● **INSTRUCTION**: Whenever a line below holds the word "during", copy that line.

● **DATASET RECORDS**:
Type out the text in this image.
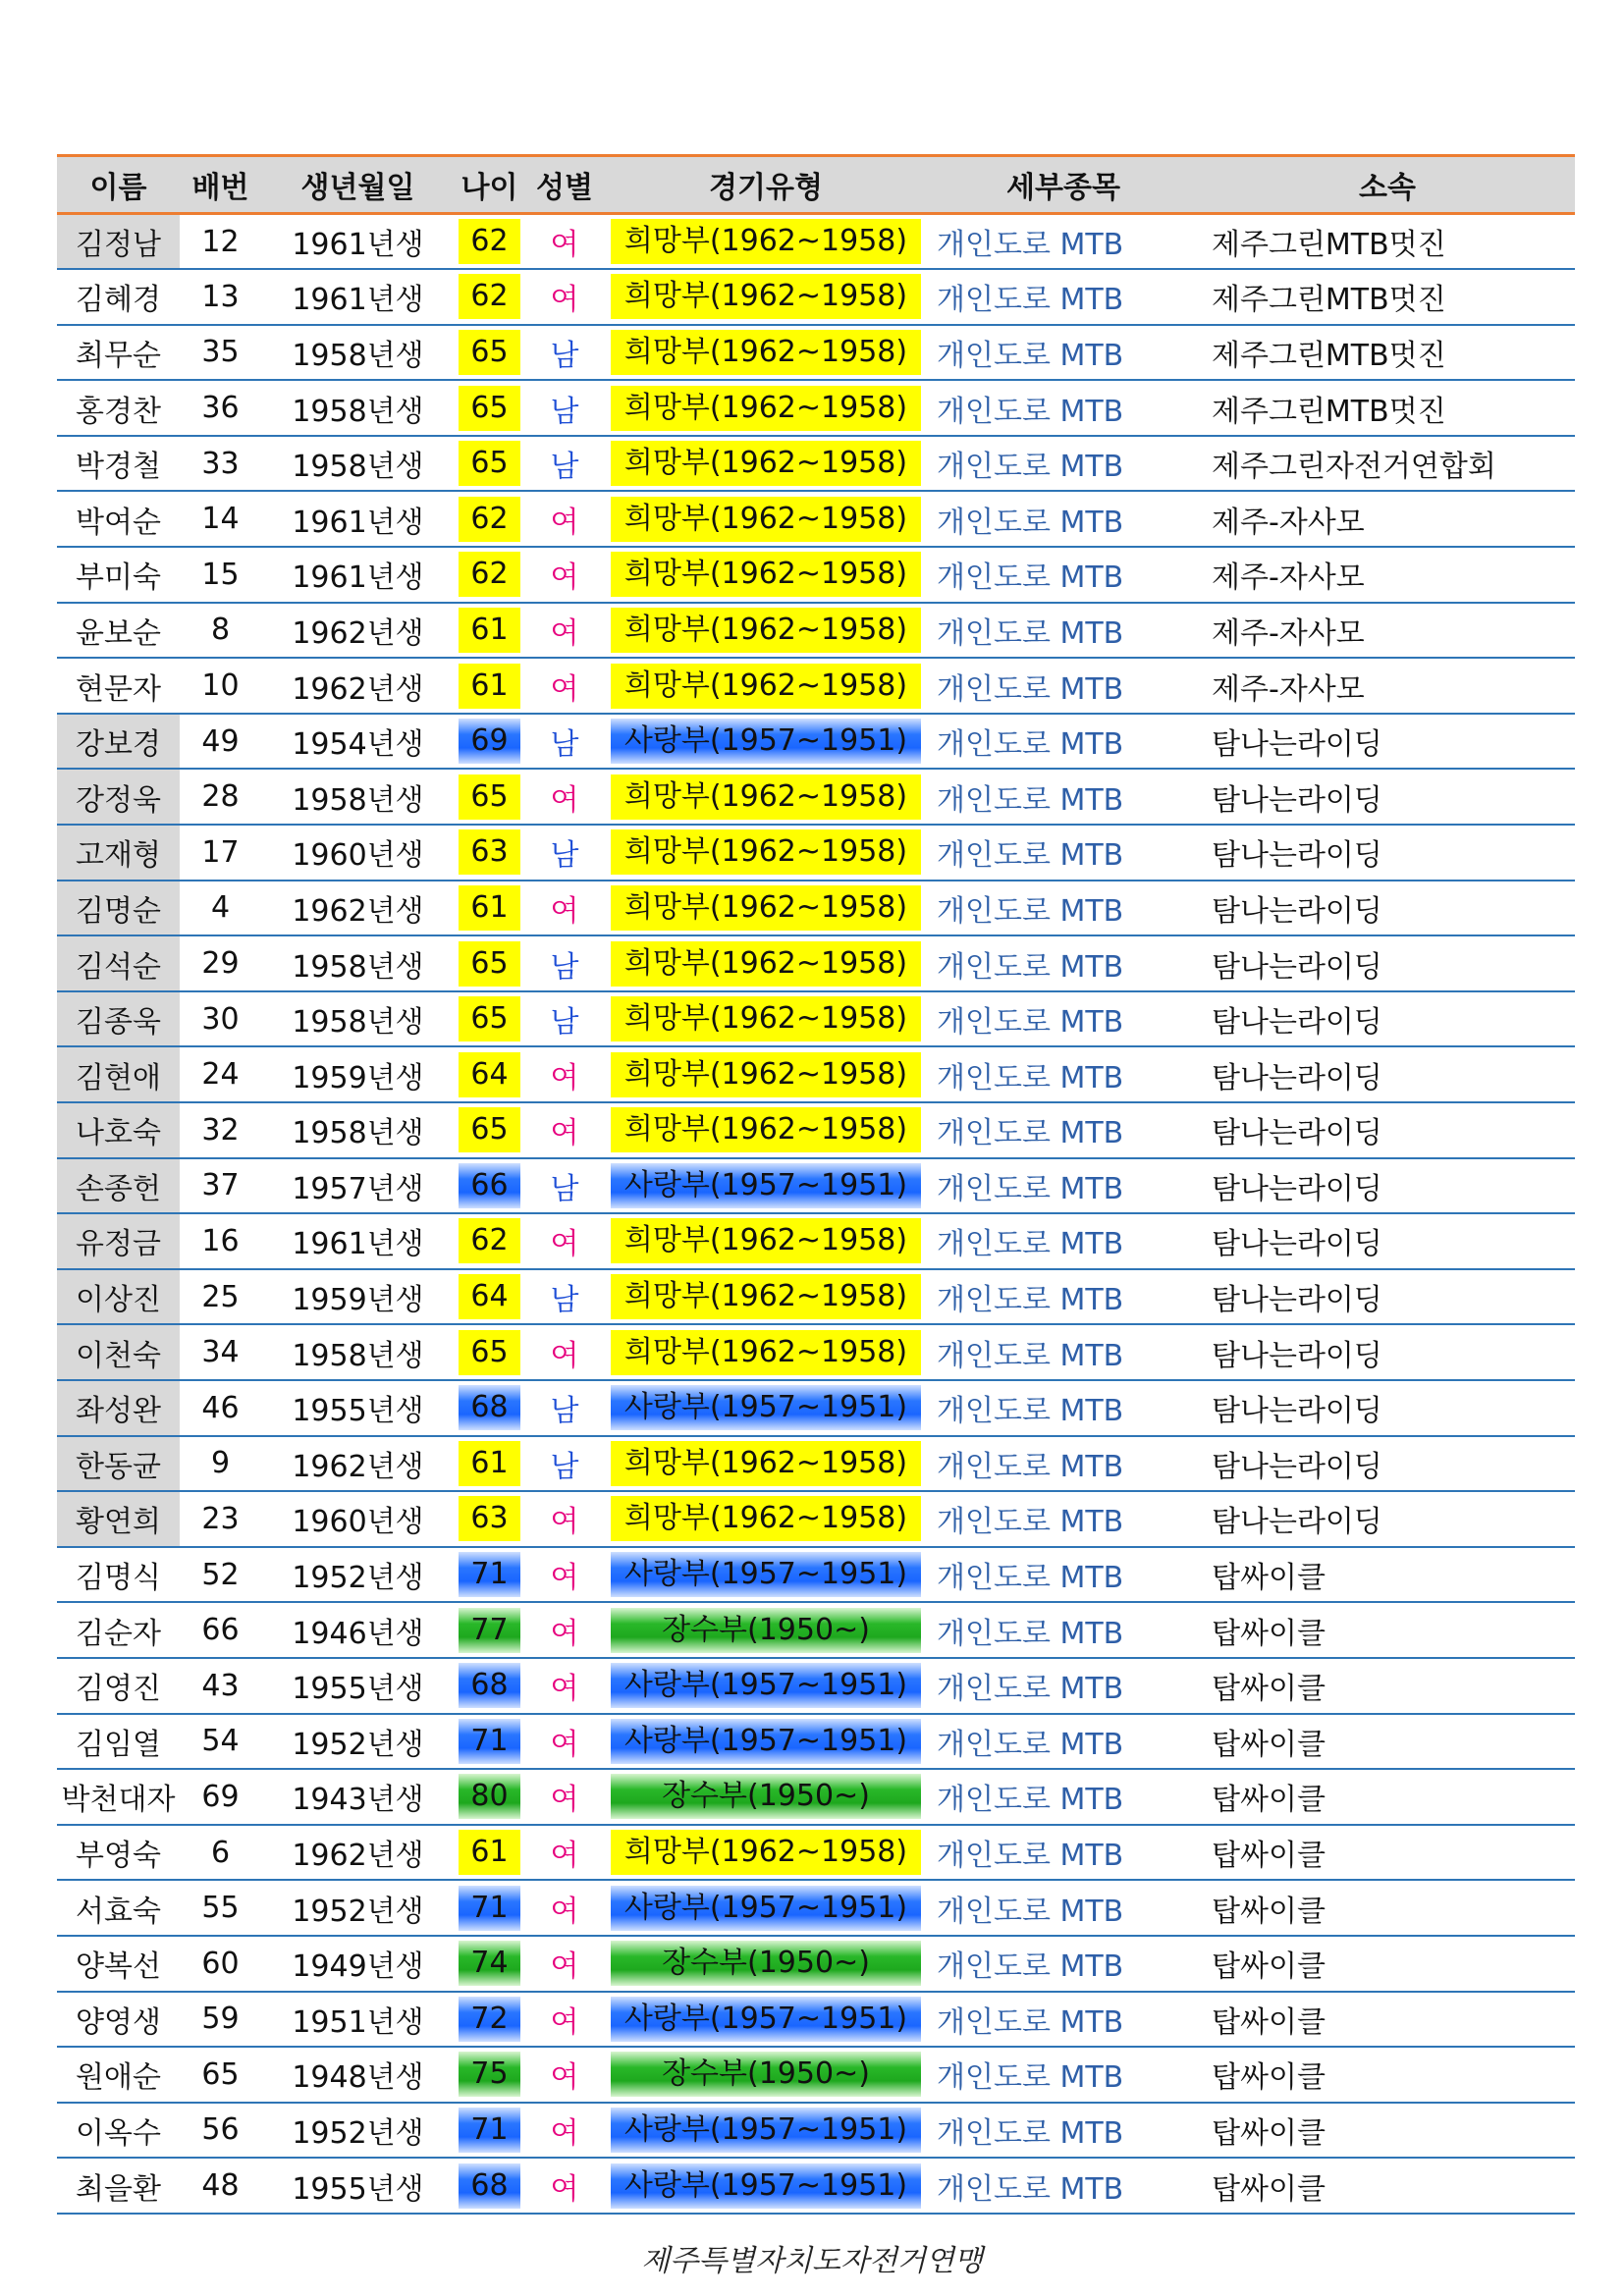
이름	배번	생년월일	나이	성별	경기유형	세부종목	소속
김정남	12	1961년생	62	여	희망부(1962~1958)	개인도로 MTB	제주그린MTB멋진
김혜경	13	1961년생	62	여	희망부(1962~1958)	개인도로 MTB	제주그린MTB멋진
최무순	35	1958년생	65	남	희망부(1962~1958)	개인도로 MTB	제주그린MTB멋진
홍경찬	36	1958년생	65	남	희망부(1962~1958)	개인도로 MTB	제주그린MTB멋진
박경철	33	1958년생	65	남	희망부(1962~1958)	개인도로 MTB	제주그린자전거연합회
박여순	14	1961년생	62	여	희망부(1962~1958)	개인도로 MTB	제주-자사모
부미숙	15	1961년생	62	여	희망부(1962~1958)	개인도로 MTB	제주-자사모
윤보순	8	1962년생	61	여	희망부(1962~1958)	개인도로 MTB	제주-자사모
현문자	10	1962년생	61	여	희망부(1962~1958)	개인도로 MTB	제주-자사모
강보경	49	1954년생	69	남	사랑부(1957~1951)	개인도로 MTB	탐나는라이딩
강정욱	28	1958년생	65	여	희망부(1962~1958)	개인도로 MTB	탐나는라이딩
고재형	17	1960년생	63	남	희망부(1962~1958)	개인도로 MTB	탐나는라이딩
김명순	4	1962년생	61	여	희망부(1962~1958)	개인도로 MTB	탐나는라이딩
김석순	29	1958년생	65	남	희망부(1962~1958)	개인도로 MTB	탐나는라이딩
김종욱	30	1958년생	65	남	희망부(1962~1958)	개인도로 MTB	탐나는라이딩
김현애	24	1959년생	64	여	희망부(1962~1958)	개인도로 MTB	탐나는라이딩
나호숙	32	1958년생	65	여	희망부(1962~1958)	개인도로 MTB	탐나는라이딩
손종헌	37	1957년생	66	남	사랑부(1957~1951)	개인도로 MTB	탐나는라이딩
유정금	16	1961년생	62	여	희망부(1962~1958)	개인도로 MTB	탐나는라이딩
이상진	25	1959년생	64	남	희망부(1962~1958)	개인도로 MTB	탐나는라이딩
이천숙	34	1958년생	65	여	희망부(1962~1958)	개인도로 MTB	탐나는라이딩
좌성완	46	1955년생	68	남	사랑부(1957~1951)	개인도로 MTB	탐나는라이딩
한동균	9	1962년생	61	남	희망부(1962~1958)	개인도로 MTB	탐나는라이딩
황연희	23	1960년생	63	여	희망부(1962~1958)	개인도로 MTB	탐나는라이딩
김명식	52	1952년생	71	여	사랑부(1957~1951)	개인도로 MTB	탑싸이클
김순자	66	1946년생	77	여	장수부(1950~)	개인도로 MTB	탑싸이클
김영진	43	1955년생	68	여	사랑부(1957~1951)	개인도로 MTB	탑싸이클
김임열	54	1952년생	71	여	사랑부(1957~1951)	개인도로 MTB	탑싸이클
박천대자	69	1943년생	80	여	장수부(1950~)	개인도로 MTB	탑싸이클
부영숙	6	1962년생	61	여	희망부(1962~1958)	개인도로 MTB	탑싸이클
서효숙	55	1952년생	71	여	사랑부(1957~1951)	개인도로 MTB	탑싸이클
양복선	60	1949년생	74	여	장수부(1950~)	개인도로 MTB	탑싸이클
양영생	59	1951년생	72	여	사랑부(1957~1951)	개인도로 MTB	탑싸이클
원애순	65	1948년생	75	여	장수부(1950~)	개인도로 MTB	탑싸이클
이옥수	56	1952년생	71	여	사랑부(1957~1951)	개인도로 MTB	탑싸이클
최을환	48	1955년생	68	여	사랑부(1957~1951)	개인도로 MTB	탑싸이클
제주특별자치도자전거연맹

* * *

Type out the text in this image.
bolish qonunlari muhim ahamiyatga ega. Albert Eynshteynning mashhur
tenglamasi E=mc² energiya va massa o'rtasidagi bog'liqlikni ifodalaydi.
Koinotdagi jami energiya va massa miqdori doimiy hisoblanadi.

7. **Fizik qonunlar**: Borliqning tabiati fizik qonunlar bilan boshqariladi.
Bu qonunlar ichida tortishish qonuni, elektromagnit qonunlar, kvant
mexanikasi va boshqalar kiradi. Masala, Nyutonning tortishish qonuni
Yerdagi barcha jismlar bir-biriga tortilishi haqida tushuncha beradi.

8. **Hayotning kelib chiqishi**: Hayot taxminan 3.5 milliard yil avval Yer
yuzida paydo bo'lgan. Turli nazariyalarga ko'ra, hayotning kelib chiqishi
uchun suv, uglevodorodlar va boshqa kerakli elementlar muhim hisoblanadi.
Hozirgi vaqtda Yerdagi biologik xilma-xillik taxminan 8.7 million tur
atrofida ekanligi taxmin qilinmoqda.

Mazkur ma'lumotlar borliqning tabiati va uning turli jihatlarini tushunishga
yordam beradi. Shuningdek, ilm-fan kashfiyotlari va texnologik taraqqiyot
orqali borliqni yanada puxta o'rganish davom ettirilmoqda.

--

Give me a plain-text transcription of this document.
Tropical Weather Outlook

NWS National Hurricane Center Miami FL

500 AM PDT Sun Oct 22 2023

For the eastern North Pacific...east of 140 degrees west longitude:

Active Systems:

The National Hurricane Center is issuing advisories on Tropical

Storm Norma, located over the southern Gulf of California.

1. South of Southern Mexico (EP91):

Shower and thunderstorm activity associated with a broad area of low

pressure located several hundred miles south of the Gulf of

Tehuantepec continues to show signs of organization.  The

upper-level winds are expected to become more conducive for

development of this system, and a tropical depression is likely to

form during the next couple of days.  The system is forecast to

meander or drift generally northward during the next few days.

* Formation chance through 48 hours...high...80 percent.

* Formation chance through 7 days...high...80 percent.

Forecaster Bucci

● **EXERCISE SOLUTION**:
form during the next couple of days.  The system is forecast to
meander or drift generally northward during the next few days.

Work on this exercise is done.